STATED GOAL:
Can you copy out the data exactly? Leave the images out.

---------- PROVIDED RECORDS ----------

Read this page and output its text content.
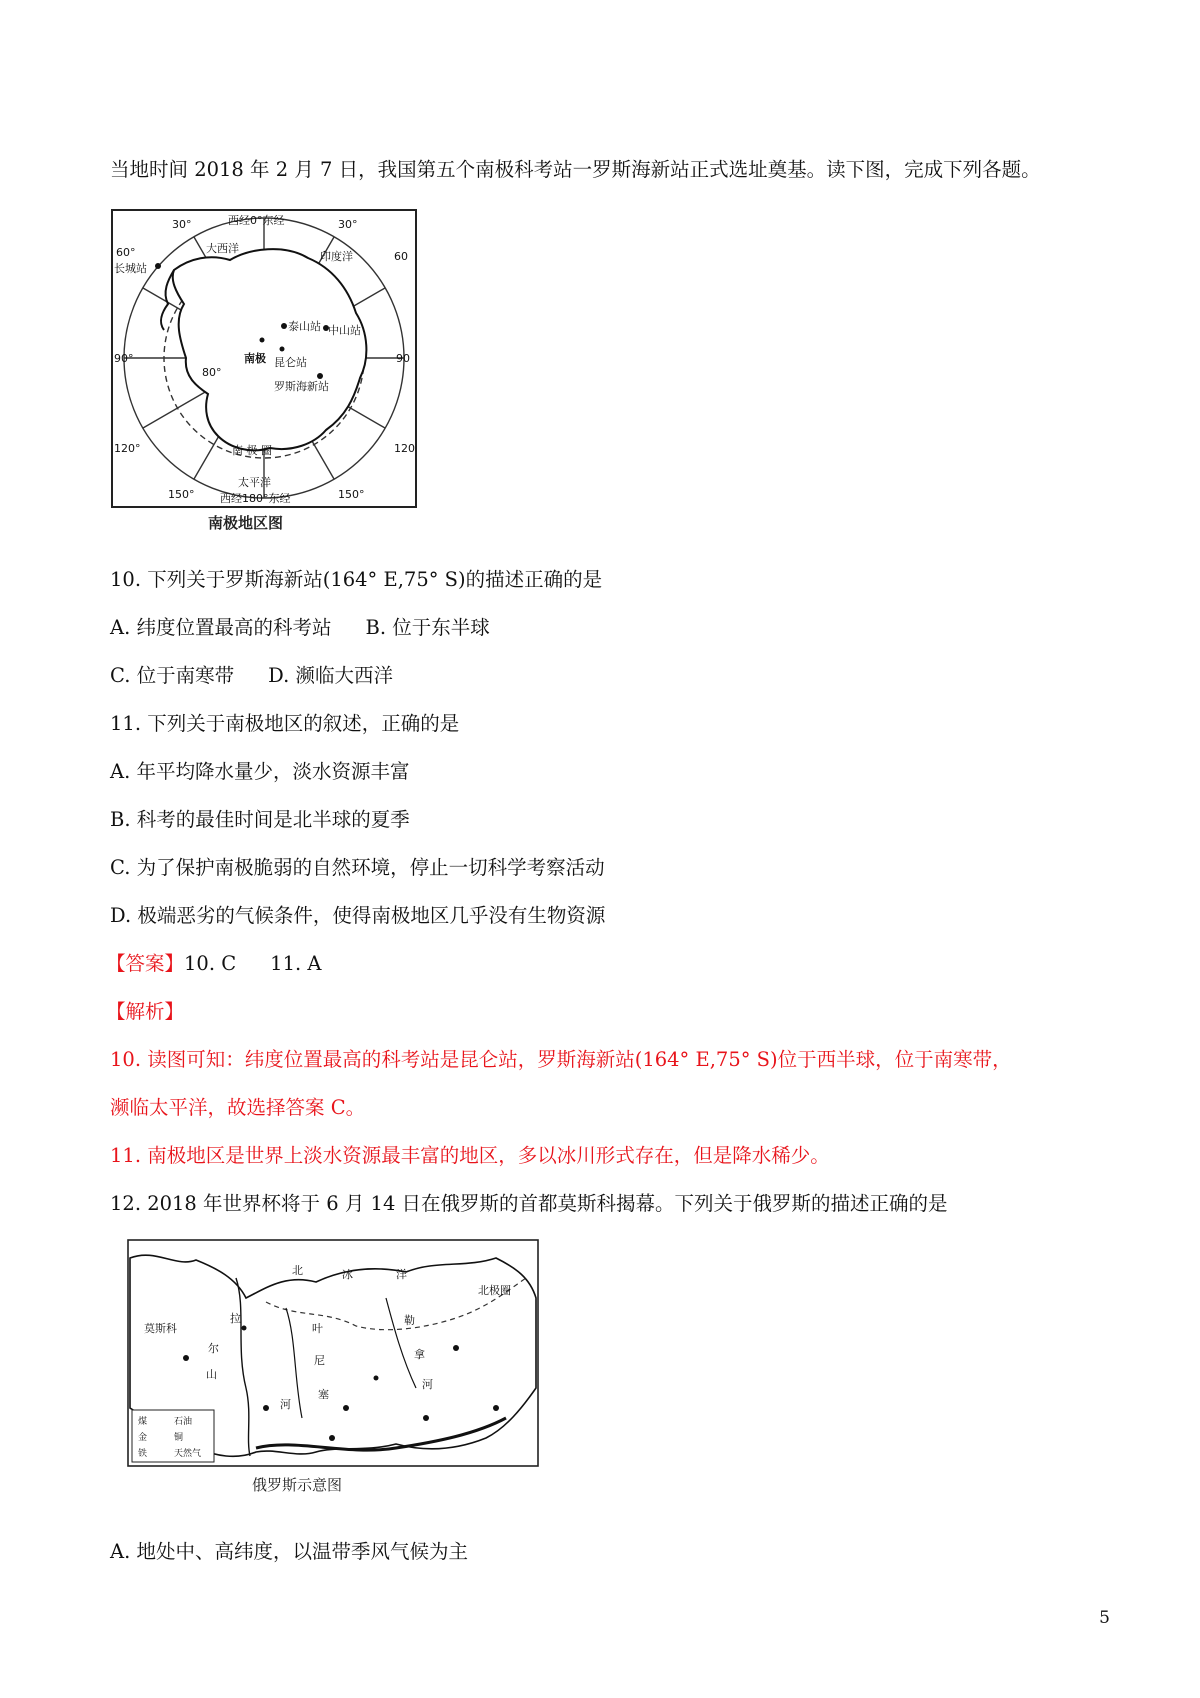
当地时间 2018 年 2 月 7 日，我国第五个南极科考站一罗斯海新站正式选址奠基。读下图，完成下列各题。
西经0°东经
西经180°东经
30°	30°
60°	60
90°	90
120°	120
150°	150°
80°
大西洋
印度洋
太平洋
南极
南 极 圈
长城站
泰山站 中山站
昆仑站
罗斯海新站
南极地区图
10. 下列关于罗斯海新站(164° E,75° S)的描述正确的是
A. 纬度位置最高的科考站 B. 位于东半球
C. 位于南寒带 D. 濒临大西洋
11. 下列关于南极地区的叙述，正确的是
A. 年平均降水量少，淡水资源丰富
B. 科考的最佳时间是北半球的夏季
C. 为了保护南极脆弱的自然环境，停止一切科学考察活动
D. 极端恶劣的气候条件，使得南极地区几乎没有生物资源
【答案】10. C 11. A
【解析】
10. 读图可知：纬度位置最高的科考站是昆仑站，罗斯海新站(164° E,75° S)位于西半球，位于南寒带，
濒临太平洋，故选择答案 C。
11. 南极地区是世界上淡水资源最丰富的地区，多以冰川形式存在，但是降水稀少。
12. 2018 年世界杯将于 6 月 14 日在俄罗斯的首都莫斯科揭幕。下列关于俄罗斯的描述正确的是
北	冰	洋
莫斯科
拉
尔
山
叶
尼
塞
勒
拿
河
河
北极圈
煤
金
铁
石油
铜
天然气
俄罗斯示意图
A. 地处中、高纬度，以温带季风气候为主
5
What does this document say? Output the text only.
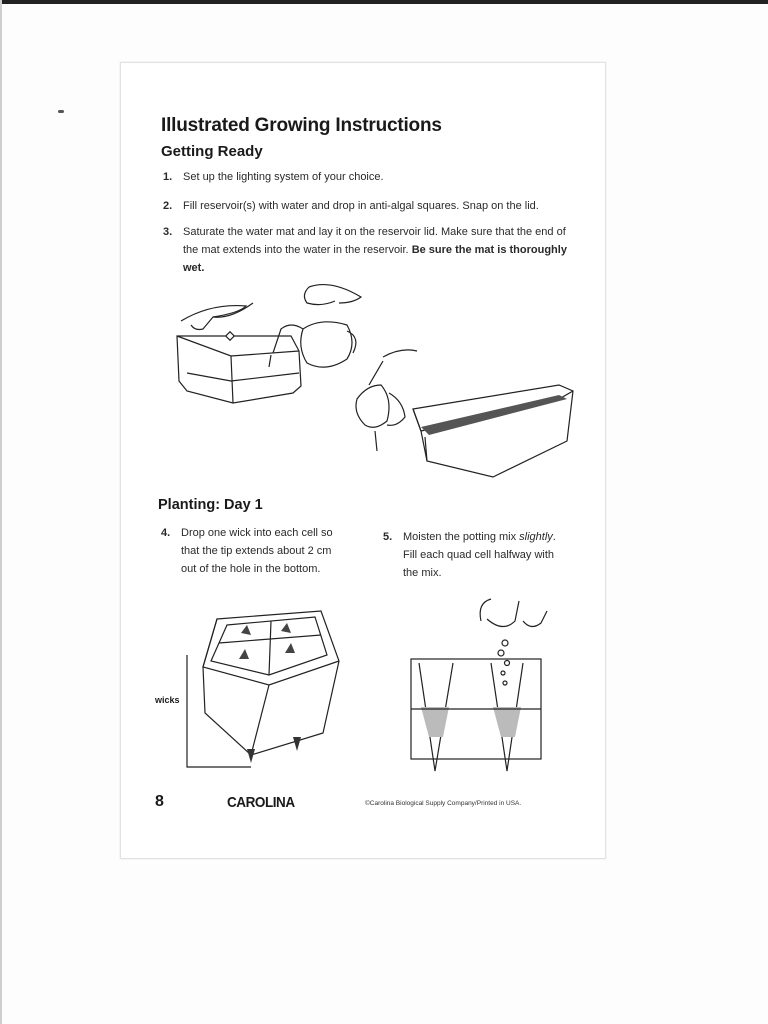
Illustrated Growing Instructions
Getting Ready
1. Set up the lighting system of your choice.
2. Fill reservoir(s) with water and drop in anti-algal squares. Snap on the lid.
3. Saturate the water mat and lay it on the reservoir lid. Make sure that the end of the mat extends into the water in the reservoir. Be sure the mat is thoroughly wet.
Planting: Day 1
4. Drop one wick into each cell so that the tip extends about 2 cm out of the hole in the bottom.
5. Moisten the potting mix slightly. Fill each quad cell halfway with the mix.
wicks
8	CAROLINA	©Carolina Biological Supply Company/Printed in USA.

----------

THE ANSWER:
Read this page and output its text content.
当地时间 2018 年 2 月 7 日，我国第五个南极科考站一罗斯海新站正式选址奠基。读下图，完成下列各题。
西经0°东经
西经180°东经
30°	30°
60°	60
90°	90
120°	120
150°	150°
80°
大西洋
印度洋
太平洋
南极
南 极 圈
长城站
泰山站 中山站
昆仑站
罗斯海新站
南极地区图
10. 下列关于罗斯海新站(164° E,75° S)的描述正确的是
A. 纬度位置最高的科考站 B. 位于东半球
C. 位于南寒带 D. 濒临大西洋
11. 下列关于南极地区的叙述，正确的是
A. 年平均降水量少，淡水资源丰富
B. 科考的最佳时间是北半球的夏季
C. 为了保护南极脆弱的自然环境，停止一切科学考察活动
D. 极端恶劣的气候条件，使得南极地区几乎没有生物资源
【答案】10. C 11. A
【解析】
10. 读图可知：纬度位置最高的科考站是昆仑站，罗斯海新站(164° E,75° S)位于西半球，位于南寒带，
濒临太平洋，故选择答案 C。
11. 南极地区是世界上淡水资源最丰富的地区，多以冰川形式存在，但是降水稀少。
12. 2018 年世界杯将于 6 月 14 日在俄罗斯的首都莫斯科揭幕。下列关于俄罗斯的描述正确的是
北	冰	洋
莫斯科
拉
尔
山
叶
尼
塞
勒
拿
河
河
北极圈
煤
金
铁
石油
铜
天然气
俄罗斯示意图
A. 地处中、高纬度，以温带季风气候为主
5
What does this document say? Output the text only.
Illustrated Growing Instructions
Getting Ready
1. Set up the lighting system of your choice.
2. Fill reservoir(s) with water and drop in anti-algal squares. Snap on the lid.
3. Saturate the water mat and lay it on the reservoir lid. Make sure that the end of the mat extends into the water in the reservoir. Be sure the mat is thoroughly wet.
Planting: Day 1
4. Drop one wick into each cell so that the tip extends about 2 cm out of the hole in the bottom.
5. Moisten the potting mix slightly. Fill each quad cell halfway with the mix.
wicks
8	CAROLINA	©Carolina Biological Supply Company/Printed in USA.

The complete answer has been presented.